__Direction__. Using the listing below, report all lines holding the word "حديث".

__Exercise material__.
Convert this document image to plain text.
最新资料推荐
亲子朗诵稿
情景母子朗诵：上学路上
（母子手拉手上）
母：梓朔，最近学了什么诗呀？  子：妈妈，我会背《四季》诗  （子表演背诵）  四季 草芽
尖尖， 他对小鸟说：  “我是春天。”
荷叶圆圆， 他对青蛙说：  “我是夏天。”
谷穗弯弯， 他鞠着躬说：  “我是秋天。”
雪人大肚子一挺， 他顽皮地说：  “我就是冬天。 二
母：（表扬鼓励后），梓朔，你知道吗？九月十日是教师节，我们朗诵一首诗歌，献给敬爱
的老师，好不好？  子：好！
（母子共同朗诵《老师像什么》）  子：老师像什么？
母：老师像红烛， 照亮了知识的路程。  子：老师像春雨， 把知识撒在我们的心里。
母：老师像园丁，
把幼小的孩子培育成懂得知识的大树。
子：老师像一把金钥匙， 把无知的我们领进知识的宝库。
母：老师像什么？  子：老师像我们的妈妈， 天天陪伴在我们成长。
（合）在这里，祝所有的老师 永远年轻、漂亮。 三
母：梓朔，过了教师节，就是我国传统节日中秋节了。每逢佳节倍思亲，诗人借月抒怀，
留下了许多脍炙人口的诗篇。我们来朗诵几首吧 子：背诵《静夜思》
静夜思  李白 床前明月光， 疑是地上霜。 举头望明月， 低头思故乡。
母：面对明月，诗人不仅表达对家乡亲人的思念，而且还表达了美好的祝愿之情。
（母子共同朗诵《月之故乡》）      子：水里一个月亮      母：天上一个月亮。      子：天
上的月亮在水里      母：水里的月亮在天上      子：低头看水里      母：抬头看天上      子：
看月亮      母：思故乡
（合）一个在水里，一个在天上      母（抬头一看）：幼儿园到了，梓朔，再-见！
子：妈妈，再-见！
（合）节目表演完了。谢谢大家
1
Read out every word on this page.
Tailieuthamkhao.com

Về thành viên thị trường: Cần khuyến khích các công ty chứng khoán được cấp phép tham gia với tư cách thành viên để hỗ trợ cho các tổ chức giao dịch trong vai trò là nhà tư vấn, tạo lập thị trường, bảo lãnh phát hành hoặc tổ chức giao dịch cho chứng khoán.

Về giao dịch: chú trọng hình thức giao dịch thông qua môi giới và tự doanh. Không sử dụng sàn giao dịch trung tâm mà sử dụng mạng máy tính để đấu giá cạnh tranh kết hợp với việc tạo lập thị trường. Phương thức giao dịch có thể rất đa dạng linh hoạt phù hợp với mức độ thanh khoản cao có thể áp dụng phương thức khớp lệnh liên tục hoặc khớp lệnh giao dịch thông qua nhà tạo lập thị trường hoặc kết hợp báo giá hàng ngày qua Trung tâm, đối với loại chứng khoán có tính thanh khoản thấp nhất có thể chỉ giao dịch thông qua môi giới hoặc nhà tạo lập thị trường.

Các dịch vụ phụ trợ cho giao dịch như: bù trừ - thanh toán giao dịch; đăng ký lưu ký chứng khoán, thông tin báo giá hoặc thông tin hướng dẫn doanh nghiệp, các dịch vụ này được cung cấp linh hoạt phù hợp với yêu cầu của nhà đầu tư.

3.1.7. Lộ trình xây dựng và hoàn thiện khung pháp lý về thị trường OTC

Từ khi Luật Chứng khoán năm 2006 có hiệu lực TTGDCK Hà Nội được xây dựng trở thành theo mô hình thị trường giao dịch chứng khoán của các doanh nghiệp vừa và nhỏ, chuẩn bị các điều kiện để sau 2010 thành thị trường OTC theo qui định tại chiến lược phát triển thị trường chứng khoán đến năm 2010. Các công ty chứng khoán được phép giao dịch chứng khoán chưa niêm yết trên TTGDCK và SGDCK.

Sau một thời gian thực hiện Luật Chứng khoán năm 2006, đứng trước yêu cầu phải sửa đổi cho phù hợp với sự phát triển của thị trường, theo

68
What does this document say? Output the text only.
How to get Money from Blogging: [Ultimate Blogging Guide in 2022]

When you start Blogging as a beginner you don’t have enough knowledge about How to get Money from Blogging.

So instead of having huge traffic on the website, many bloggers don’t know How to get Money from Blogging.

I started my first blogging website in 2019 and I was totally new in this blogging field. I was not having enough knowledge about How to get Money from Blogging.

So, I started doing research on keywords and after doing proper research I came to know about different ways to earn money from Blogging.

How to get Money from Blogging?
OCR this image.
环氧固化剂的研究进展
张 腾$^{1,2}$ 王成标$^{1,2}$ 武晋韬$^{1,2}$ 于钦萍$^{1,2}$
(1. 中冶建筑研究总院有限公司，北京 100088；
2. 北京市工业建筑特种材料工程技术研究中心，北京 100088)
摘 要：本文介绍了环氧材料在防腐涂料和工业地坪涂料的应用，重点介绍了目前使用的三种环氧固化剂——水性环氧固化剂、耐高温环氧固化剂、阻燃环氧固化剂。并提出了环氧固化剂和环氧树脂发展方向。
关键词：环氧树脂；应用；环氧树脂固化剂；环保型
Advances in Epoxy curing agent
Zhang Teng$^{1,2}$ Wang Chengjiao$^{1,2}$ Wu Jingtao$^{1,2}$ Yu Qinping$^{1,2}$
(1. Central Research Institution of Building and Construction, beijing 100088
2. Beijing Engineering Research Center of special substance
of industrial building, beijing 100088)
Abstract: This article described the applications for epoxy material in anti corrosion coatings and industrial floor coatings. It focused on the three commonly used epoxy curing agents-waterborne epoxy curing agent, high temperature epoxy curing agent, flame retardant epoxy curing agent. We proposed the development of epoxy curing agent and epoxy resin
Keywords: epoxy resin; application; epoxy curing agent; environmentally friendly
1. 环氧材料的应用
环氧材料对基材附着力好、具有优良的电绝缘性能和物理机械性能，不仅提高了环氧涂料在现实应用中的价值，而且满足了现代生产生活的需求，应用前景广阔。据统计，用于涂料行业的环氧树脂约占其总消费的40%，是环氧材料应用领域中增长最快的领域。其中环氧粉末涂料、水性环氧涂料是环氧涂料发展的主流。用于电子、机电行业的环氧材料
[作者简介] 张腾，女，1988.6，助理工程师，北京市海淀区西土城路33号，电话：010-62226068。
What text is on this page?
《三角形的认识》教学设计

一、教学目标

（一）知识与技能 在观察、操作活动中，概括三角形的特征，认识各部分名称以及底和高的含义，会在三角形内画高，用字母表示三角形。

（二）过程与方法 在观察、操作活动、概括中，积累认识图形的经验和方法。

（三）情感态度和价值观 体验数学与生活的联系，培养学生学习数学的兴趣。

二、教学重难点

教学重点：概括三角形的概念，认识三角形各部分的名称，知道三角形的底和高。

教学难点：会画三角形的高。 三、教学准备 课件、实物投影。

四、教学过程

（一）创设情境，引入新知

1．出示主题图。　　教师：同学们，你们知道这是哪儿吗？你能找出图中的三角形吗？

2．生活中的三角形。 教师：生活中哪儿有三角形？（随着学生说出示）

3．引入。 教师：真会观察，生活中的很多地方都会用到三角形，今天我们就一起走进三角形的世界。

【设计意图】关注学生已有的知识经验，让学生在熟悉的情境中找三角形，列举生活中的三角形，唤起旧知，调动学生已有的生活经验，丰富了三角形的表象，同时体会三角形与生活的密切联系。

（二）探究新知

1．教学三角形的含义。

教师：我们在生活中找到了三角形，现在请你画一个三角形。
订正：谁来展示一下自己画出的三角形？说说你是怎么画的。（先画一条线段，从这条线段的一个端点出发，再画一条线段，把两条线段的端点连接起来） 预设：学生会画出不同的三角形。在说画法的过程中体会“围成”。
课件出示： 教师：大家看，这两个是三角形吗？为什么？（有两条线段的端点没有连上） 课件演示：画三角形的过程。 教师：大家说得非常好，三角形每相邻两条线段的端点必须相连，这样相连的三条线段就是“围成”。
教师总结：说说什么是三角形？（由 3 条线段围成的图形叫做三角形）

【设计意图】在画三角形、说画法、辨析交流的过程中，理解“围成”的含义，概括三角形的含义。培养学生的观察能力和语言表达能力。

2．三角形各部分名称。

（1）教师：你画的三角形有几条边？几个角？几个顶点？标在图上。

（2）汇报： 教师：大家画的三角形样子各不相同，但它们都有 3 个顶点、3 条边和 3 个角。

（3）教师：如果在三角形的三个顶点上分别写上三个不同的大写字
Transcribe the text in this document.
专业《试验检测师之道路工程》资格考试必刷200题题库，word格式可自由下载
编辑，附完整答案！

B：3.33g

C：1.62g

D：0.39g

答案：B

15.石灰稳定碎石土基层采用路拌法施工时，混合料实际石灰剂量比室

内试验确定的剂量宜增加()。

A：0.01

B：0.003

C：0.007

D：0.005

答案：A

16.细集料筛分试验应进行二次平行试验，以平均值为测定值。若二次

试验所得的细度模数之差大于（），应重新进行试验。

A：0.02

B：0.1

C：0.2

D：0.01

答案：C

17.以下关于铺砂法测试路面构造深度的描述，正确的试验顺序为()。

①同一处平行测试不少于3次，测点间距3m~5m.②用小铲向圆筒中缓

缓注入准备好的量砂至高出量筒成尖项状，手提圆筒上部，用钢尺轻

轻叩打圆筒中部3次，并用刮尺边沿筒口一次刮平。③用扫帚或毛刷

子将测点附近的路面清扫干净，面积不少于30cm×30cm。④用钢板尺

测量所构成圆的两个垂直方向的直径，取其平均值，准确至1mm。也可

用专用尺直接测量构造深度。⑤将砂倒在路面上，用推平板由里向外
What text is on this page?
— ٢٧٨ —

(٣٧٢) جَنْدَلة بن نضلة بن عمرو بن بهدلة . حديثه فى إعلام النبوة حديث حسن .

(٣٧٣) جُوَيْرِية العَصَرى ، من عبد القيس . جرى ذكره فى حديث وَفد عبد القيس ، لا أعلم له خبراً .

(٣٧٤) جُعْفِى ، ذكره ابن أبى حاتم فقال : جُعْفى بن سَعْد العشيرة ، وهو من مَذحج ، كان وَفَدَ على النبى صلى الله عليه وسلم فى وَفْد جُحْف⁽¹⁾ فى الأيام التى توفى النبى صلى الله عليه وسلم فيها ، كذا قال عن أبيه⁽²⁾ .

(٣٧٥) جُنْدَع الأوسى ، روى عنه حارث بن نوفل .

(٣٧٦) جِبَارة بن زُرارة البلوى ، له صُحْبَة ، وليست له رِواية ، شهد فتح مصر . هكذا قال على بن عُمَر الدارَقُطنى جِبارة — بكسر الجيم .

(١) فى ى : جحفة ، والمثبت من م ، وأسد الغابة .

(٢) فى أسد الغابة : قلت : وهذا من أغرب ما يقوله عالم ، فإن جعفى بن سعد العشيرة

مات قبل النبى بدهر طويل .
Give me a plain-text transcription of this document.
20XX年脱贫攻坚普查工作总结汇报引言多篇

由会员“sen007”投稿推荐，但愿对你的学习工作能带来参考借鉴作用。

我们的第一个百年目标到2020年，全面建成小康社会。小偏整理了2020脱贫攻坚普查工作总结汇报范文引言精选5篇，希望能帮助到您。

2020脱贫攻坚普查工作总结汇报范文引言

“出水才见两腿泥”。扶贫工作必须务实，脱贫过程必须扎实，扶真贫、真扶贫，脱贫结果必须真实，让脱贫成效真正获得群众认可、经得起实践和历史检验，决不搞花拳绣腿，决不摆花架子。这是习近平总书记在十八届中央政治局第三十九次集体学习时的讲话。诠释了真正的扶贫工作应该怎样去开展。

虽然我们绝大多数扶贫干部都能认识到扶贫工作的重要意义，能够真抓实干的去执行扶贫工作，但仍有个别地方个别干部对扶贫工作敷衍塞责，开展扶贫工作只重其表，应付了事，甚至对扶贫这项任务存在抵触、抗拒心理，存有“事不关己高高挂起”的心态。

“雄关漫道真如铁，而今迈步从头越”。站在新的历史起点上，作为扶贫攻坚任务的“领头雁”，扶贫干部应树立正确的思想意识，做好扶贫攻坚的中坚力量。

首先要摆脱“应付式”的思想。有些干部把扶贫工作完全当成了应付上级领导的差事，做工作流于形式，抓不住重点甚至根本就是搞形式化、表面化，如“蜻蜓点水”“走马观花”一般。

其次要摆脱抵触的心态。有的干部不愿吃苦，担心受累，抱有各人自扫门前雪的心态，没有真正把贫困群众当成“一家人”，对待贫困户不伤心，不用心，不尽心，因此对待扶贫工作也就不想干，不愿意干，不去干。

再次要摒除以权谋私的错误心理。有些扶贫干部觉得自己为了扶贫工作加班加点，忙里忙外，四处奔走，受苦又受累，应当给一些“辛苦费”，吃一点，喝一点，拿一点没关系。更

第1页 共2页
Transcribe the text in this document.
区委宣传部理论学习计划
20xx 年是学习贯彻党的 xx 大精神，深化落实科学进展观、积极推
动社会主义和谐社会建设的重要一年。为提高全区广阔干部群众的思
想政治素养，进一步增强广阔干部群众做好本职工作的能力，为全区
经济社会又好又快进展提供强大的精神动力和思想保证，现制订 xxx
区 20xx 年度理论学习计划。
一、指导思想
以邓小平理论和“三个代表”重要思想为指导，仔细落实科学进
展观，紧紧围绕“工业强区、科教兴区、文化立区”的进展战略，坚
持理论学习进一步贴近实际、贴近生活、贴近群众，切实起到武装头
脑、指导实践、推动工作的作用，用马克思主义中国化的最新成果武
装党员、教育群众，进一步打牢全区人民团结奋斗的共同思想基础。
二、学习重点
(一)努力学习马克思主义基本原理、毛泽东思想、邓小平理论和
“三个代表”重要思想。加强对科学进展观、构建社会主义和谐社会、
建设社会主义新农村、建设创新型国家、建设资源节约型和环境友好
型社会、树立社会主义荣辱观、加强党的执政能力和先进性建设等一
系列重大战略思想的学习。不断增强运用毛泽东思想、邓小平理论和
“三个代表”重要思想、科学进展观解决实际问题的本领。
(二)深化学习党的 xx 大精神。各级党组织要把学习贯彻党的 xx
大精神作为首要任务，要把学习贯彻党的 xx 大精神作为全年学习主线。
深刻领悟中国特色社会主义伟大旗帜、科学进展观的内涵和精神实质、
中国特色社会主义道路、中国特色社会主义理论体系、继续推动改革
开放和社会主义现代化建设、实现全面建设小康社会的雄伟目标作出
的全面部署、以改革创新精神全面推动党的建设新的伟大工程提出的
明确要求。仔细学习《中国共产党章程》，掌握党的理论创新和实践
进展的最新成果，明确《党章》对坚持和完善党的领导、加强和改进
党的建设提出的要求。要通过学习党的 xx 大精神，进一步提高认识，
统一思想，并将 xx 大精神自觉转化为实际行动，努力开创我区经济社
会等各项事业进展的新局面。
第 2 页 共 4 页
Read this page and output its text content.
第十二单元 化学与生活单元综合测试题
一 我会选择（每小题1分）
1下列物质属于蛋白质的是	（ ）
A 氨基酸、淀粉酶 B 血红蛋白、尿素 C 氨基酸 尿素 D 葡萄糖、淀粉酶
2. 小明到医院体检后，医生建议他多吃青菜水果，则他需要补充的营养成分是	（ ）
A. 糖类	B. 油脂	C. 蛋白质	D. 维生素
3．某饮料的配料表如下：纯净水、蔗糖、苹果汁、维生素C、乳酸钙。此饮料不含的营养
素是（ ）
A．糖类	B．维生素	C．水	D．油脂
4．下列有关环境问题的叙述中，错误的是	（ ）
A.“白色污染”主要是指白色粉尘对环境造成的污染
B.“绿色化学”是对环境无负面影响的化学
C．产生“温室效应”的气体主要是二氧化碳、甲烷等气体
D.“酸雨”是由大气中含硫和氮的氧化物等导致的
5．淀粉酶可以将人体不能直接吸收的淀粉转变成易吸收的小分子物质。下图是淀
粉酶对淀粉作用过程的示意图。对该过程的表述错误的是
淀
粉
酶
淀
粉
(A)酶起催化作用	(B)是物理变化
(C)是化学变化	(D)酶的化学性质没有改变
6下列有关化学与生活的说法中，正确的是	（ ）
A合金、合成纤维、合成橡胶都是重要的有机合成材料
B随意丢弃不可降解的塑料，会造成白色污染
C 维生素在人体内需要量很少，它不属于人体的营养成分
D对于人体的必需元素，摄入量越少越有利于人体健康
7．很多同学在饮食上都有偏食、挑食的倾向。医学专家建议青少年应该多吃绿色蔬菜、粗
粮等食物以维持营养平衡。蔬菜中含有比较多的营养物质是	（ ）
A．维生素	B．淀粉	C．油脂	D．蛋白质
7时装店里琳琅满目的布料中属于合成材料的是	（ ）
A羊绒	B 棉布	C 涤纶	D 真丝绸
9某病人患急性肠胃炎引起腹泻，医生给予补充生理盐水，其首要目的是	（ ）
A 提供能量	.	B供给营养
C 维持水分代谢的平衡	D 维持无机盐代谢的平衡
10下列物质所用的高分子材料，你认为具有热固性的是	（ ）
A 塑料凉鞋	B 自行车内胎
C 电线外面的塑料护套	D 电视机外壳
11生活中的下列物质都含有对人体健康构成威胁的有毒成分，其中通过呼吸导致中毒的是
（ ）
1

__Complete answer__.
(٣٧٢) جَنْدَلة بن نضلة بن عمرو بن بهدلة . حديثه فى إعلام النبوة حديث حسن .
(٣٧٣) جُوَيْرِية العَصَرى ، من عبد القيس . جرى ذكره فى حديث وَفد عبد القيس ، لا أعلم له خبراً .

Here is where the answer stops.